━━ ENTRIES PROVIDED

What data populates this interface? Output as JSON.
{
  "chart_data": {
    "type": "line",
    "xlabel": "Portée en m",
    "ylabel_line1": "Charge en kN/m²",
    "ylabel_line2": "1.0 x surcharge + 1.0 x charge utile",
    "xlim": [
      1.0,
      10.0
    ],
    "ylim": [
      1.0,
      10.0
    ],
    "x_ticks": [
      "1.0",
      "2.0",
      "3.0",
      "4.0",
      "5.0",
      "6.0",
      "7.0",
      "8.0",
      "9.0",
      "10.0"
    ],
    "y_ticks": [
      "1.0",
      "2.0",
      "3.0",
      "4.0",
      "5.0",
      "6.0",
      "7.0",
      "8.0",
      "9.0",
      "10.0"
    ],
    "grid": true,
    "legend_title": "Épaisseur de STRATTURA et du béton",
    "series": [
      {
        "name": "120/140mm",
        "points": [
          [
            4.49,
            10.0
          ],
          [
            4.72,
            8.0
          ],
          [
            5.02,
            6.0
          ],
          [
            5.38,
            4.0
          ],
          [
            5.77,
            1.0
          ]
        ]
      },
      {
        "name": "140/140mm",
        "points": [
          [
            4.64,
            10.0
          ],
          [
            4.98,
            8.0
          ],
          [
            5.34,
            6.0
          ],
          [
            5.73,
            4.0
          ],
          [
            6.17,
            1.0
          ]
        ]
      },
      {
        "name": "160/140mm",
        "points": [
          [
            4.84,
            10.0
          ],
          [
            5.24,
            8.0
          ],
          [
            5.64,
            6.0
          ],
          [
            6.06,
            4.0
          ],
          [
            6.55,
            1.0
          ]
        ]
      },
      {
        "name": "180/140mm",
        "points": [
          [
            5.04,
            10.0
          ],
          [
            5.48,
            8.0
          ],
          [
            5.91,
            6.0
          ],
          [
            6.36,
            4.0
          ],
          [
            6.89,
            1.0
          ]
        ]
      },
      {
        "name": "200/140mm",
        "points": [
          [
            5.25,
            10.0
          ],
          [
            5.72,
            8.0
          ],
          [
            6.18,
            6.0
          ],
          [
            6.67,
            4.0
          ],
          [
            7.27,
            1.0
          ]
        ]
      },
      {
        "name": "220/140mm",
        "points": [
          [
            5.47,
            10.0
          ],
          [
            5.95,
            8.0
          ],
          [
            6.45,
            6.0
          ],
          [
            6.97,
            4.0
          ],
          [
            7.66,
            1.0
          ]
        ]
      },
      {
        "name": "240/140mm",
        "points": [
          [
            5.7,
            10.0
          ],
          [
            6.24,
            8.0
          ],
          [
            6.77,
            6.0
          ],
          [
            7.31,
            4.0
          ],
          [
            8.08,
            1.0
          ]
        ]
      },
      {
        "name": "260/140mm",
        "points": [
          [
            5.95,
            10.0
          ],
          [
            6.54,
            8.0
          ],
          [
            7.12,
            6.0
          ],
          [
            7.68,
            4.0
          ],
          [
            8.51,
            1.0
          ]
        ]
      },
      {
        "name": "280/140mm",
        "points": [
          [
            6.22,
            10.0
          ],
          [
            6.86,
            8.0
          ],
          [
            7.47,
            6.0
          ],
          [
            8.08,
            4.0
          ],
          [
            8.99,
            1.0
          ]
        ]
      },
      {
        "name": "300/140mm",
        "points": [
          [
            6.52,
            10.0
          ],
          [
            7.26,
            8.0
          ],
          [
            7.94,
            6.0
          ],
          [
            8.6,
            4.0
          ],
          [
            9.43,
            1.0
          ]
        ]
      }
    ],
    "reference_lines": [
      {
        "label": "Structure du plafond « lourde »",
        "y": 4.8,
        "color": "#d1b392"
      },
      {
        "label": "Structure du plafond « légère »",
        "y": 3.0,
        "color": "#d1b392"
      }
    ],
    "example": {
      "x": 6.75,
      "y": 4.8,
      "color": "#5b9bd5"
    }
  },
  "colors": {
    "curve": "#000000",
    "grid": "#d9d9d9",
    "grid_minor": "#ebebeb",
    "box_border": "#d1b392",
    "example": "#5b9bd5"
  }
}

━━━━

Reproduce the records above exactly.

--- ANSWER ---
What data populates this interface? Output as JSON.
{
  "chart_data": {
    "type": "line",
    "xlabel": "Portée en m",
    "ylabel_line1": "Charge en kN/m²",
    "ylabel_line2": "1.0 x surcharge + 1.0 x charge utile",
    "xlim": [
      1.0,
      10.0
    ],
    "ylim": [
      1.0,
      10.0
    ],
    "x_ticks": [
      "1.0",
      "2.0",
      "3.0",
      "4.0",
      "5.0",
      "6.0",
      "7.0",
      "8.0",
      "9.0",
      "10.0"
    ],
    "y_ticks": [
      "1.0",
      "2.0",
      "3.0",
      "4.0",
      "5.0",
      "6.0",
      "7.0",
      "8.0",
      "9.0",
      "10.0"
    ],
    "grid": true,
    "legend_title": "Épaisseur de STRATTURA et du béton",
    "series": [
      {
        "name": "120/140mm",
        "points": [
          [
            4.49,
            10.0
          ],
          [
            4.72,
            8.0
          ],
          [
            5.02,
            6.0
          ],
          [
            5.38,
            4.0
          ],
          [
            5.77,
            1.0
          ]
        ]
      },
      {
        "name": "140/140mm",
        "points": [
          [
            4.64,
            10.0
          ],
          [
            4.98,
            8.0
          ],
          [
            5.34,
            6.0
          ],
          [
            5.73,
            4.0
          ],
          [
            6.17,
            1.0
          ]
        ]
      },
      {
        "name": "160/140mm",
        "points": [
          [
            4.84,
            10.0
          ],
          [
            5.24,
            8.0
          ],
          [
            5.64,
            6.0
          ],
          [
            6.06,
            4.0
          ],
          [
            6.55,
            1.0
          ]
        ]
      },
      {
        "name": "180/140mm",
        "points": [
          [
            5.04,
            10.0
          ],
          [
            5.48,
            8.0
          ],
          [
            5.91,
            6.0
          ],
          [
            6.36,
            4.0
          ],
          [
            6.89,
            1.0
          ]
        ]
      },
      {
        "name": "200/140mm",
        "points": [
          [
            5.25,
            10.0
          ],
          [
            5.72,
            8.0
          ],
          [
            6.18,
            6.0
          ],
          [
            6.67,
            4.0
          ],
          [
            7.27,
            1.0
          ]
        ]
      },
      {
        "name": "220/140mm",
        "points": [
          [
            5.47,
            10.0
          ],
          [
            5.95,
            8.0
          ],
          [
            6.45,
            6.0
          ],
          [
            6.97,
            4.0
          ],
          [
            7.66,
            1.0
          ]
        ]
      },
      {
        "name": "240/140mm",
        "points": [
          [
            5.7,
            10.0
          ],
          [
            6.24,
            8.0
          ],
          [
            6.77,
            6.0
          ],
          [
            7.31,
            4.0
          ],
          [
            8.08,
            1.0
          ]
        ]
      },
      {
        "name": "260/140mm",
        "points": [
          [
            5.95,
            10.0
          ],
          [
            6.54,
            8.0
          ],
          [
            7.12,
            6.0
          ],
          [
            7.68,
            4.0
          ],
          [
            8.51,
            1.0
          ]
        ]
      },
      {
        "name": "280/140mm",
        "points": [
          [
            6.22,
            10.0
          ],
          [
            6.86,
            8.0
          ],
          [
            7.47,
            6.0
          ],
          [
            8.08,
            4.0
          ],
          [
            8.99,
            1.0
          ]
        ]
      },
      {
        "name": "300/140mm",
        "points": [
          [
            6.52,
            10.0
          ],
          [
            7.26,
            8.0
          ],
          [
            7.94,
            6.0
          ],
          [
            8.6,
            4.0
          ],
          [
            9.43,
            1.0
          ]
        ]
      }
    ],
    "reference_lines": [
      {
        "label": "Structure du plafond « lourde »",
        "y": 4.8,
        "color": "#d1b392"
      },
      {
        "label": "Structure du plafond « légère »",
        "y": 3.0,
        "color": "#d1b392"
      }
    ],
    "example": {
      "x": 6.75,
      "y": 4.8,
      "color": "#5b9bd5"
    }
  },
  "colors": {
    "curve": "#000000",
    "grid": "#d9d9d9",
    "grid_minor": "#ebebeb",
    "box_border": "#d1b392",
    "example": "#5b9bd5"
  }
}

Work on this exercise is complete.